# Material to process
---

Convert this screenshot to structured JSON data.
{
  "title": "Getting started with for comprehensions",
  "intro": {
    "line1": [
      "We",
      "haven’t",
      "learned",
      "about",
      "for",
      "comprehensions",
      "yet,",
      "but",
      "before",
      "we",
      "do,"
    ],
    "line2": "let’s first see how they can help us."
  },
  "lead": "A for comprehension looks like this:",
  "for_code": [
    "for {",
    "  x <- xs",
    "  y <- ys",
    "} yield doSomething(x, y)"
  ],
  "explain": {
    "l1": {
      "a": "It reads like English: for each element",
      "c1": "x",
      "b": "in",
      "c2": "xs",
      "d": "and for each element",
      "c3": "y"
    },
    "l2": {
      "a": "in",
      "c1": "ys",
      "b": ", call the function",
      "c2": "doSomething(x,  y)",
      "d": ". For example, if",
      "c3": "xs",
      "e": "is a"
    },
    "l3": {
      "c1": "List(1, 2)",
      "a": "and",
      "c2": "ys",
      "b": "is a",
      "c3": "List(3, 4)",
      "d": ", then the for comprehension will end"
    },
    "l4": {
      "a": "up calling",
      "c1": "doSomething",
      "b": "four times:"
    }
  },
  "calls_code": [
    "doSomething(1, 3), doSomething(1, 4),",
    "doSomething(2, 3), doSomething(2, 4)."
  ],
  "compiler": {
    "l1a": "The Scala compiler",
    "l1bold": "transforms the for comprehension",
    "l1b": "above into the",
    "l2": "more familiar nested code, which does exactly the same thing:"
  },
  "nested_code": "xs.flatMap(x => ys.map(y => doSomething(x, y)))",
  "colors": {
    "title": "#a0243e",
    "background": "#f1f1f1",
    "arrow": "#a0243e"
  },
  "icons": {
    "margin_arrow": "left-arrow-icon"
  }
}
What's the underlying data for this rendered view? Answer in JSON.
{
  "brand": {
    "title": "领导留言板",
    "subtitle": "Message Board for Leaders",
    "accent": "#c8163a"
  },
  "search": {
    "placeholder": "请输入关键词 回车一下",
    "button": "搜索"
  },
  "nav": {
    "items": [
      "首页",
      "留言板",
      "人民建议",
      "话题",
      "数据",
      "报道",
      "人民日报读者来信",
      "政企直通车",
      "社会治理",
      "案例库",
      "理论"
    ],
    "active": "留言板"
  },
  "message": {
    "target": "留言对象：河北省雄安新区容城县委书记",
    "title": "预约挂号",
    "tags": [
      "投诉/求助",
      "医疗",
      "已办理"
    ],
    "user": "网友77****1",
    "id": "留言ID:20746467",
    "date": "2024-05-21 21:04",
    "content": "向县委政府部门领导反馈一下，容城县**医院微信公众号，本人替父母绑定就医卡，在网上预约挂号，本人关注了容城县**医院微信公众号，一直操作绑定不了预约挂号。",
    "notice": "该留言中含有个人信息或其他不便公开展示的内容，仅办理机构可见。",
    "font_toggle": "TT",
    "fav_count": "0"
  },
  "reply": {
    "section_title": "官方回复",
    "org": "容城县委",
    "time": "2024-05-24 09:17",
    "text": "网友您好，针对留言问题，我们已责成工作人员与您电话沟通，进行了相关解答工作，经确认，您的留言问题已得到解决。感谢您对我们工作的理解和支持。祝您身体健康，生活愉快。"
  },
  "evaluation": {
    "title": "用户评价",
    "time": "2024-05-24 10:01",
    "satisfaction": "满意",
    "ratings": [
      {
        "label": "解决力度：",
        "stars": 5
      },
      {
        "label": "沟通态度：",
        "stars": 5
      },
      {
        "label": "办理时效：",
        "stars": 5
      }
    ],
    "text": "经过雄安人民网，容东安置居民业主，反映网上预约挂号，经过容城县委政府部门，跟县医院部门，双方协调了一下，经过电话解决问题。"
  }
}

---

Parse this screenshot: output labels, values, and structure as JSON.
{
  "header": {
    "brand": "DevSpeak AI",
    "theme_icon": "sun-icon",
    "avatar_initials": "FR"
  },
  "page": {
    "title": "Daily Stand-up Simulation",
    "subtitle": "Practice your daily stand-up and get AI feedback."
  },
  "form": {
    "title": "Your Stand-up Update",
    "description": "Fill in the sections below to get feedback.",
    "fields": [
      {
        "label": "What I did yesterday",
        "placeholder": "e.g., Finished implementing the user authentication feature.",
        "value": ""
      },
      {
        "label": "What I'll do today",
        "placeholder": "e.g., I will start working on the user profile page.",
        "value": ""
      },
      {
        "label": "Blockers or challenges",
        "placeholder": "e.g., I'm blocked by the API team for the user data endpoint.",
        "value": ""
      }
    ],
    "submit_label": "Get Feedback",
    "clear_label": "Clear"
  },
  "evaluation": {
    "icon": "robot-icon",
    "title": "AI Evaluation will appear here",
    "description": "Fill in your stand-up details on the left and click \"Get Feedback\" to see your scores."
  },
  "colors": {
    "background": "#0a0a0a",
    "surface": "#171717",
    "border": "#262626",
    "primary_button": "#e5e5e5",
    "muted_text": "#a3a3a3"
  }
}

---

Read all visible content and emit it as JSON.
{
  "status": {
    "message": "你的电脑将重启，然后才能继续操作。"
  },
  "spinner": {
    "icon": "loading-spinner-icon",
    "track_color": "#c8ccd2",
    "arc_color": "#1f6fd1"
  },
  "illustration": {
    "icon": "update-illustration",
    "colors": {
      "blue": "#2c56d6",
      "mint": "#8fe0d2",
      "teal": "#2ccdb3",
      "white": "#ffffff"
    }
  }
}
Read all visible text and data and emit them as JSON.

---

# Exercise prompt
Every line from the one containing "Read all visible content and emit it as JSON." through the one containing "Read all visible text" is to be given again exactly, both ends included, and no line outside that range.

# Result
Read all visible content and emit it as JSON.
{
  "status": {
    "message": "你的电脑将重启，然后才能继续操作。"
  },
  "spinner": {
    "icon": "loading-spinner-icon",
    "track_color": "#c8ccd2",
    "arc_color": "#1f6fd1"
  },
  "illustration": {
    "icon": "update-illustration",
    "colors": {
      "blue": "#2c56d6",
      "mint": "#8fe0d2",
      "teal": "#2ccdb3",
      "white": "#ffffff"
    }
  }
}
Read all visible text and data and emit them as JSON.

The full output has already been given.